> [Items from a dataset]:
========================================================================

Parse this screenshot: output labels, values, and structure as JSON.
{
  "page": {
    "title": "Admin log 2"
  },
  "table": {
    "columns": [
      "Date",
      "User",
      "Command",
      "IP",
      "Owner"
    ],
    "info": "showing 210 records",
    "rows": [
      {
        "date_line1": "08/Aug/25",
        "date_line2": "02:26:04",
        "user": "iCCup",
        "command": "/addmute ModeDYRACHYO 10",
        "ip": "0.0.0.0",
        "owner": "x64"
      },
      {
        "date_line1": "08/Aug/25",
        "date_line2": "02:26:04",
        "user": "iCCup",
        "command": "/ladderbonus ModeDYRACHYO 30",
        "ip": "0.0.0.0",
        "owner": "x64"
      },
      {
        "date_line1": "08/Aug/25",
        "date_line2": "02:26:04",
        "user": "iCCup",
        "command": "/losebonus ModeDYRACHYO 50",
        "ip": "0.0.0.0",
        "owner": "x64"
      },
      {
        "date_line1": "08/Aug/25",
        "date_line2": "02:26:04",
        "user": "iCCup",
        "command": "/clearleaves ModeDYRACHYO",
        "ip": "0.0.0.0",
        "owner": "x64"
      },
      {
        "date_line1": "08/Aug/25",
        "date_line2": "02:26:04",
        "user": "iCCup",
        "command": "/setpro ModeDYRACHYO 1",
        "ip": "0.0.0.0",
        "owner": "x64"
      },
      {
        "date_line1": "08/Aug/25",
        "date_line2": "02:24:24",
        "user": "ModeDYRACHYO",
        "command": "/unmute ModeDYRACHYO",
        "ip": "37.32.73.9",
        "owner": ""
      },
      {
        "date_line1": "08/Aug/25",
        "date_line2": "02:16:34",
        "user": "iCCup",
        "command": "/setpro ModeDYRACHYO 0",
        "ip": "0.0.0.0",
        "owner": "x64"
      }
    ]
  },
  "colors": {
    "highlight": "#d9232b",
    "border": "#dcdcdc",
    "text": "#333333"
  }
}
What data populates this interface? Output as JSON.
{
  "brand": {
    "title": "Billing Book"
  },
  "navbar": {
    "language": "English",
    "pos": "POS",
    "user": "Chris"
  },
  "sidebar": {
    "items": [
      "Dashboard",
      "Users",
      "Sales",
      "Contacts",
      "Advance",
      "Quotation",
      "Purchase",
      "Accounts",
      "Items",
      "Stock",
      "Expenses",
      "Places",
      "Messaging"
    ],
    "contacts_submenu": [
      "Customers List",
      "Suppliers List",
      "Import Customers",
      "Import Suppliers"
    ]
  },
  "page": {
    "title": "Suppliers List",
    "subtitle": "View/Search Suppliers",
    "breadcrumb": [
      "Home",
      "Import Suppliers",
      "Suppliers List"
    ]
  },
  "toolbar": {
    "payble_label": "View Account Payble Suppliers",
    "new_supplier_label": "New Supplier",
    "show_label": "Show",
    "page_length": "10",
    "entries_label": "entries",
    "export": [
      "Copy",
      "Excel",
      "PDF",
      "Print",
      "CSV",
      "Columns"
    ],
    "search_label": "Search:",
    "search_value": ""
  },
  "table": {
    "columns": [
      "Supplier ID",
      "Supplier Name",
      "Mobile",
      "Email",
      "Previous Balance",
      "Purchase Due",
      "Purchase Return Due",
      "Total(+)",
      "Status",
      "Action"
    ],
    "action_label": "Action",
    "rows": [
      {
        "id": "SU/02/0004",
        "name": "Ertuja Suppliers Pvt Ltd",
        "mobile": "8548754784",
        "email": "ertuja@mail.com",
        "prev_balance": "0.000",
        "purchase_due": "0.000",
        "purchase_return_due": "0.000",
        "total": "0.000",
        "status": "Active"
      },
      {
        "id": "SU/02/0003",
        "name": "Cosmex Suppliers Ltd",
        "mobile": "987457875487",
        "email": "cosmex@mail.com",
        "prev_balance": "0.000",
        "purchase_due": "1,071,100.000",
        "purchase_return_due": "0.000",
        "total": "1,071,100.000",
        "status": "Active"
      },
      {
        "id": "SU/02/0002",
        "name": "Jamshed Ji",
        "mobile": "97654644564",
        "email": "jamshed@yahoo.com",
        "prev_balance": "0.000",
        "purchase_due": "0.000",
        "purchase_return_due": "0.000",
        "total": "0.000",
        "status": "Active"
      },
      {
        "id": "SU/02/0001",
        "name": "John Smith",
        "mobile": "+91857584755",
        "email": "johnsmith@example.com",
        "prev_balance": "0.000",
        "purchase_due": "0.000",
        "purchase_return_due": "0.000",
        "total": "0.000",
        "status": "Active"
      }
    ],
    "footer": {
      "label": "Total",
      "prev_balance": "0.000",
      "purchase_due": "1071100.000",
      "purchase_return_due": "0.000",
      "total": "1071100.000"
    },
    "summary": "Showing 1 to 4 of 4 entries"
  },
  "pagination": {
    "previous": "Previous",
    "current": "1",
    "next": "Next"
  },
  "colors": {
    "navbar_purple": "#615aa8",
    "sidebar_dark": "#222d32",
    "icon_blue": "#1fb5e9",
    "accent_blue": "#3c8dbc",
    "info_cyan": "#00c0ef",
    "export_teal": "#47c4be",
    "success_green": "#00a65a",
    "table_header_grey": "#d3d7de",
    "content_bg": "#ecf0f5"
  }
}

========================================================================

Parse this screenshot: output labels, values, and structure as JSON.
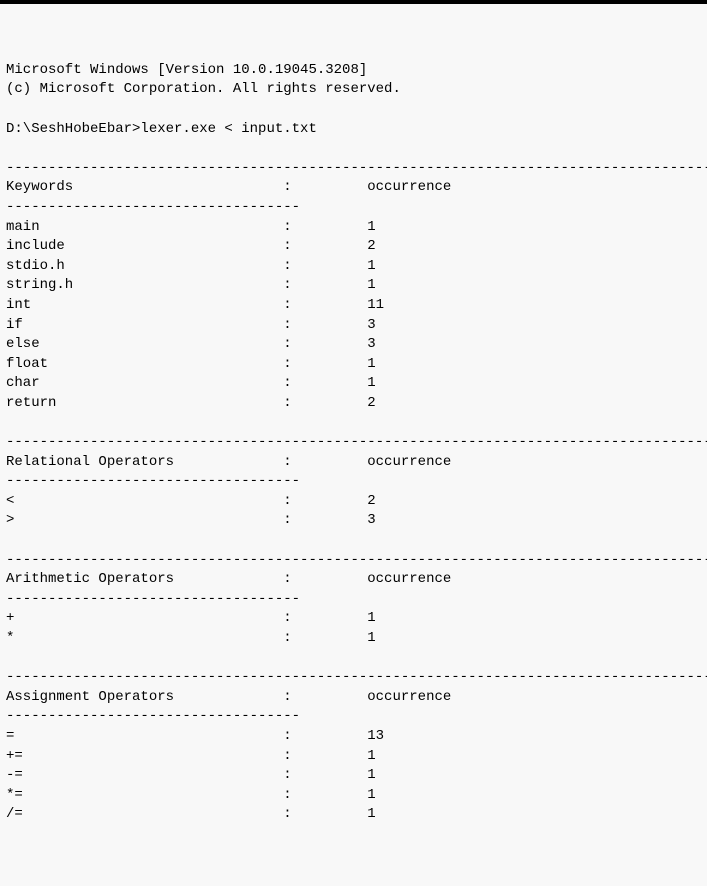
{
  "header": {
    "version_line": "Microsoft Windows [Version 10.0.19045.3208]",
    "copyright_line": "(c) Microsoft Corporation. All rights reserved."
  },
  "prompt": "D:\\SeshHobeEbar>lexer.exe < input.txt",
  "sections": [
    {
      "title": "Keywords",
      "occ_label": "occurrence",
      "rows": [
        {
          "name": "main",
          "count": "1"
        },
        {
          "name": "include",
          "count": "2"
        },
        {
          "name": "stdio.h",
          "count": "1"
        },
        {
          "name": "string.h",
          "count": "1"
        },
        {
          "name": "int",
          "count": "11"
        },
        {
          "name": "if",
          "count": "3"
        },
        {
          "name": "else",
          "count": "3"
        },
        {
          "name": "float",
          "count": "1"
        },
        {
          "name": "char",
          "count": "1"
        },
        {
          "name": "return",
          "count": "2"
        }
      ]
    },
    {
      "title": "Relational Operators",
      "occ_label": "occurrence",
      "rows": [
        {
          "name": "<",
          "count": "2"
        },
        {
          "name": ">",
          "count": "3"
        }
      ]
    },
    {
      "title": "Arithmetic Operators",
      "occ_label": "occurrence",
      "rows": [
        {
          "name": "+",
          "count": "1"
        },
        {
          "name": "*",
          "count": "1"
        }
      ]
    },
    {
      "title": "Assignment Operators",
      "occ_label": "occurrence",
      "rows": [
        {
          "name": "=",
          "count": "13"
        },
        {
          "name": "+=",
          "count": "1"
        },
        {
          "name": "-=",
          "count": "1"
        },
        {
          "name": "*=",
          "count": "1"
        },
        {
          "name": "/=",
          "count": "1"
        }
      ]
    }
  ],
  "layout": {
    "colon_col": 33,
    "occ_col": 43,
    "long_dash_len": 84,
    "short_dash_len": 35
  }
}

========================================================================

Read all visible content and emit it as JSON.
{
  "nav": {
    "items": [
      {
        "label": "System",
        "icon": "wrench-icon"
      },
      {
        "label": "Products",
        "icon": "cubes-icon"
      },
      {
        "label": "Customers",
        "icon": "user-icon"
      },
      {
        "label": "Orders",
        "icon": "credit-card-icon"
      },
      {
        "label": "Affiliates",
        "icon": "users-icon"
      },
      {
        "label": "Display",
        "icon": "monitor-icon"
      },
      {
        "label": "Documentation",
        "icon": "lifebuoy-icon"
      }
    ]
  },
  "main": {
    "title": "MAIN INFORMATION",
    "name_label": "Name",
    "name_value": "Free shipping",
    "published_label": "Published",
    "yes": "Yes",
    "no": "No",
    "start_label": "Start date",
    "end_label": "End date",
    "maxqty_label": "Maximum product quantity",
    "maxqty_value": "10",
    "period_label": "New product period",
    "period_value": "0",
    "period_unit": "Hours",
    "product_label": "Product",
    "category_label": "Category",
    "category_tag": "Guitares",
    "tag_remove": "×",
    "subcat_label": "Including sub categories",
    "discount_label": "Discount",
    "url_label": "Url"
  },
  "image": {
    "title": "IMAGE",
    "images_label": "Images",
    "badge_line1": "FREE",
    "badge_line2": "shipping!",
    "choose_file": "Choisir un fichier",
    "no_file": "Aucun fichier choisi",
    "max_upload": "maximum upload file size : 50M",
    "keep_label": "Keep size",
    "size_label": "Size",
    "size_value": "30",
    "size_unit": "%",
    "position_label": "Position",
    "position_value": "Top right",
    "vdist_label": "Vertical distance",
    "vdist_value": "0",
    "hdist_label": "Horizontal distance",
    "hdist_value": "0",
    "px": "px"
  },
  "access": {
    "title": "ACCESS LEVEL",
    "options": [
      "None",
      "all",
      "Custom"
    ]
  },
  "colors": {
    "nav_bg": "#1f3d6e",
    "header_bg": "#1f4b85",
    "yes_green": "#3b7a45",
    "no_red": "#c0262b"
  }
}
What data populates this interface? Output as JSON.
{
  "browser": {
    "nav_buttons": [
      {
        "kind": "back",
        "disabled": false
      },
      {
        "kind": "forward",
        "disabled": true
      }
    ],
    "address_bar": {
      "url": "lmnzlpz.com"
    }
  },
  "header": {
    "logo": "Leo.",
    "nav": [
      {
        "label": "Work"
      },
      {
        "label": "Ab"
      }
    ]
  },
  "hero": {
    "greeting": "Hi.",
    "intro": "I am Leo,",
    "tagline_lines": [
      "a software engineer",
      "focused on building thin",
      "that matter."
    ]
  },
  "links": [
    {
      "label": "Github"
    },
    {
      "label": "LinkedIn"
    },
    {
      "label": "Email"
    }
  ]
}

========================================================================

> [Your objective]:
For each line in the data above that contains the string "Microsoft", extract the line.

> [Task response]:
    "version_line": "Microsoft Windows [Version 10.0.19045.3208]",
    "copyright_line": "(c) Microsoft Corporation. All rights reserved."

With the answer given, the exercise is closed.